» **Your goal**
Copy the data below exactly.

(Dataset rows)
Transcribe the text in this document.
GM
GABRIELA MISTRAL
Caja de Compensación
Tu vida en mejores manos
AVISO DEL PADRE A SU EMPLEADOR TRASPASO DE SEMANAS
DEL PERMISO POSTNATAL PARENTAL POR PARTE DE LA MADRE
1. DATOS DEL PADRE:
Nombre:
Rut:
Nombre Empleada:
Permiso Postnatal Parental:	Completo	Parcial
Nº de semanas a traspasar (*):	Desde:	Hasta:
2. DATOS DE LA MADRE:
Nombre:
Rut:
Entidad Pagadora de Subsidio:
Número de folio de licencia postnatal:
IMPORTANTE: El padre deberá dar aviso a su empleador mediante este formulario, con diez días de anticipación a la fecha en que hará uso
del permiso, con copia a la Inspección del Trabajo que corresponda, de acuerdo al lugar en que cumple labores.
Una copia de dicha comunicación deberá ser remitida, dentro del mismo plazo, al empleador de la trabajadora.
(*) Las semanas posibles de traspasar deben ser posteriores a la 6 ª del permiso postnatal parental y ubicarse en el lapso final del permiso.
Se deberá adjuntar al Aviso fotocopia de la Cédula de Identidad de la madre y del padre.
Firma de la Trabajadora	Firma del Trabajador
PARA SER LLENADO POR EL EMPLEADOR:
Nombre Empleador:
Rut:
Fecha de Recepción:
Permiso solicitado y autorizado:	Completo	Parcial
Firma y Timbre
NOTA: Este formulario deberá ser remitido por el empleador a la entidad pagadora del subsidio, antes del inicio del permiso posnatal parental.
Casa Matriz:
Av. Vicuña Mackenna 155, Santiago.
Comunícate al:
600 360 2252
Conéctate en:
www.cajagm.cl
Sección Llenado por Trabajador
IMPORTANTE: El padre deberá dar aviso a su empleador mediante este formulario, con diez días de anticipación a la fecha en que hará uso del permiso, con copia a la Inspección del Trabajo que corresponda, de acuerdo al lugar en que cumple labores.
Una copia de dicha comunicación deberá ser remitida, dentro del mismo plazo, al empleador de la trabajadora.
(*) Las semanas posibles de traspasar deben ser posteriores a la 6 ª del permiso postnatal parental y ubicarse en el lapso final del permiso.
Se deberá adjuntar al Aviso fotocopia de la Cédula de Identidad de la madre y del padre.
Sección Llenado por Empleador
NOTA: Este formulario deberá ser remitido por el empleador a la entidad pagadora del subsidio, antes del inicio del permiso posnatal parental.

» **Task answer**
Transcribe the text in this document.
GM
GABRIELA MISTRAL
Caja de Compensación
Tu vida en mejores manos
AVISO DEL PADRE A SU EMPLEADOR TRASPASO DE SEMANAS
DEL PERMISO POSTNATAL PARENTAL POR PARTE DE LA MADRE
1. DATOS DEL PADRE:
Nombre:
Rut:
Nombre Empleada:
Permiso Postnatal Parental:	Completo	Parcial
Nº de semanas a traspasar (*):	Desde:	Hasta:
2. DATOS DE LA MADRE:
Nombre:
Rut:
Entidad Pagadora de Subsidio:
Número de folio de licencia postnatal:
IMPORTANTE: El padre deberá dar aviso a su empleador mediante este formulario, con diez días de anticipación a la fecha en que hará uso
del permiso, con copia a la Inspección del Trabajo que corresponda, de acuerdo al lugar en que cumple labores.
Una copia de dicha comunicación deberá ser remitida, dentro del mismo plazo, al empleador de la trabajadora.
(*) Las semanas posibles de traspasar deben ser posteriores a la 6 ª del permiso postnatal parental y ubicarse en el lapso final del permiso.
Se deberá adjuntar al Aviso fotocopia de la Cédula de Identidad de la madre y del padre.
Firma de la Trabajadora	Firma del Trabajador
PARA SER LLENADO POR EL EMPLEADOR:
Nombre Empleador:
Rut:
Fecha de Recepción:
Permiso solicitado y autorizado:	Completo	Parcial
Firma y Timbre
NOTA: Este formulario deberá ser remitido por el empleador a la entidad pagadora del subsidio, antes del inicio del permiso posnatal parental.
Casa Matriz:
Av. Vicuña Mackenna 155, Santiago.
Comunícate al:
600 360 2252
Conéctate en:
www.cajagm.cl
Sección Llenado por Trabajador
IMPORTANTE: El padre deberá dar aviso a su empleador mediante este formulario, con diez días de anticipación a la fecha en que hará uso del permiso, con copia a la Inspección del Trabajo que corresponda, de acuerdo al lugar en que cumple labores.
Una copia de dicha comunicación deberá ser remitida, dentro del mismo plazo, al empleador de la trabajadora.
(*) Las semanas posibles de traspasar deben ser posteriores a la 6 ª del permiso postnatal parental y ubicarse en el lapso final del permiso.
Se deberá adjuntar al Aviso fotocopia de la Cédula de Identidad de la madre y del padre.
Sección Llenado por Empleador
NOTA: Este formulario deberá ser remitido por el empleador a la entidad pagadora del subsidio, antes del inicio del permiso posnatal parental.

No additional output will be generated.